(Task description)
Provide only the number of lines where "color" occurs.

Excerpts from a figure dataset
━━━

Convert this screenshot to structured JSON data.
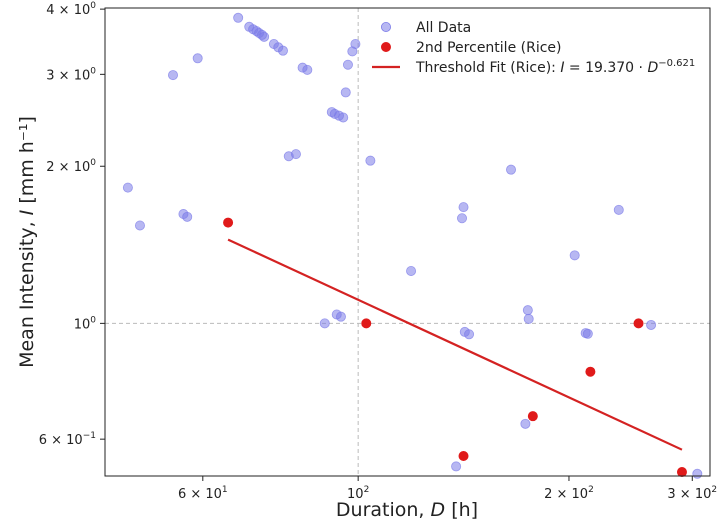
{
  "chart_data": {
    "type": "scatter",
    "title": "",
    "xlabel": "Duration, D [h]",
    "ylabel": "Mean Intensity, I [mm h⁻¹]",
    "xscale": "log",
    "yscale": "log",
    "xlim": [
      43.5,
      318
    ],
    "ylim": [
      0.51,
      4.02
    ],
    "grid": "dashed lines at major ticks",
    "legend_position": "top-right",
    "x_ticks": [
      {
        "value": 60,
        "base": "6 × 10",
        "exp": "1"
      },
      {
        "value": 100,
        "base": "10",
        "exp": "2"
      },
      {
        "value": 200,
        "base": "2 × 10",
        "exp": "2"
      },
      {
        "value": 300,
        "base": "3 × 10",
        "exp": "2"
      }
    ],
    "y_ticks": [
      {
        "value": 0.6,
        "base": "6 × 10",
        "exp": "−1"
      },
      {
        "value": 1,
        "base": "10",
        "exp": "0"
      },
      {
        "value": 2,
        "base": "2 × 10",
        "exp": "0"
      },
      {
        "value": 3,
        "base": "3 × 10",
        "exp": "0"
      },
      {
        "value": 4,
        "base": "4 × 10",
        "exp": "0"
      }
    ],
    "series": [
      {
        "name": "All Data",
        "kind": "scatter",
        "color": "#7b7be8",
        "points": [
          [
            46.9,
            1.82
          ],
          [
            48.8,
            1.54
          ],
          [
            54.4,
            2.99
          ],
          [
            56.3,
            1.62
          ],
          [
            57.0,
            1.6
          ],
          [
            59.0,
            3.22
          ],
          [
            67.4,
            3.85
          ],
          [
            69.9,
            3.7
          ],
          [
            70.8,
            3.66
          ],
          [
            71.6,
            3.63
          ],
          [
            72.2,
            3.6
          ],
          [
            72.9,
            3.57
          ],
          [
            73.4,
            3.54
          ],
          [
            75.8,
            3.43
          ],
          [
            76.9,
            3.38
          ],
          [
            78.1,
            3.33
          ],
          [
            79.6,
            2.09
          ],
          [
            81.5,
            2.11
          ],
          [
            83.3,
            3.09
          ],
          [
            84.6,
            3.06
          ],
          [
            89.6,
            1.0
          ],
          [
            91.7,
            2.54
          ],
          [
            92.6,
            2.52
          ],
          [
            93.2,
            1.04
          ],
          [
            93.9,
            2.5
          ],
          [
            94.5,
            1.03
          ],
          [
            95.2,
            2.48
          ],
          [
            96.0,
            2.77
          ],
          [
            96.7,
            3.13
          ],
          [
            98.1,
            3.32
          ],
          [
            99.1,
            3.43
          ],
          [
            104.1,
            2.05
          ],
          [
            119.0,
            1.26
          ],
          [
            138.0,
            0.532
          ],
          [
            140.7,
            1.59
          ],
          [
            141.4,
            1.67
          ],
          [
            142.0,
            0.963
          ],
          [
            144.0,
            0.953
          ],
          [
            165.3,
            1.97
          ],
          [
            173.3,
            0.642
          ],
          [
            174.7,
            1.06
          ],
          [
            175.2,
            1.02
          ],
          [
            203.8,
            1.35
          ],
          [
            211.3,
            0.958
          ],
          [
            212.8,
            0.955
          ],
          [
            235.6,
            1.65
          ],
          [
            262.0,
            0.993
          ],
          [
            305.0,
            0.515
          ]
        ]
      },
      {
        "name": "2nd Percentile (Rice)",
        "kind": "scatter",
        "color": "#e01a1a",
        "points": [
          [
            65.2,
            1.56
          ],
          [
            102.7,
            1.0
          ],
          [
            141.4,
            0.557
          ],
          [
            177.6,
            0.664
          ],
          [
            214.6,
            0.808
          ],
          [
            251.4,
            1.0
          ],
          [
            290.0,
            0.519
          ]
        ]
      },
      {
        "name": "Threshold Fit (Rice): ",
        "kind": "line",
        "color": "#d42222",
        "a": 19.37,
        "b": -0.621,
        "x_range": [
          65.2,
          290.0
        ]
      }
    ],
    "legend": [
      {
        "label": "All Data",
        "marker": "circle",
        "color": "#7b7be8"
      },
      {
        "label": "2nd Percentile (Rice)",
        "marker": "circle",
        "color": "#e01a1a"
      },
      {
        "label": "Threshold Fit (Rice): ",
        "formula_lhs": "I",
        "formula_eq": " = 19.370 · ",
        "formula_var": "D",
        "formula_exp": "−0.621",
        "marker": "line",
        "color": "#d42222"
      }
    ]
  }
}
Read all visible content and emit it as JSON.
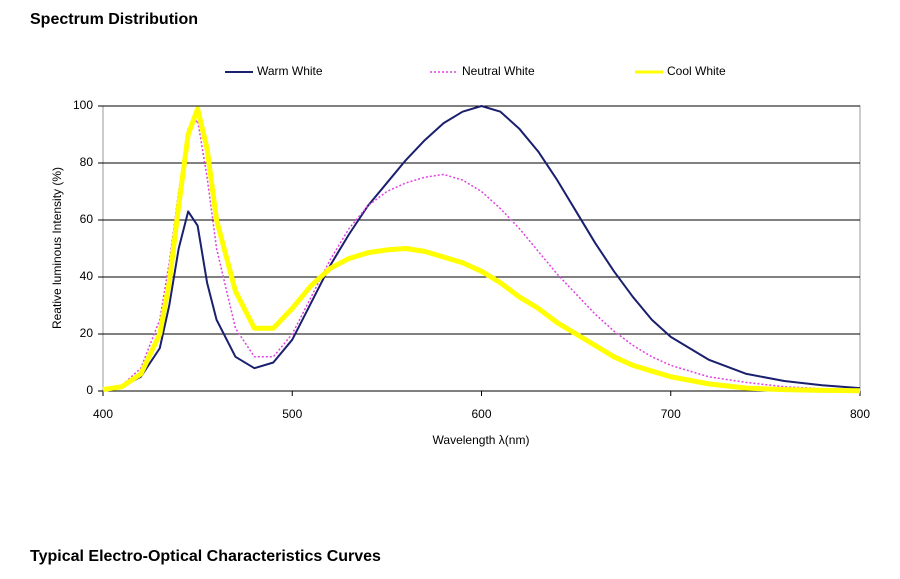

━━━

(Task result)
6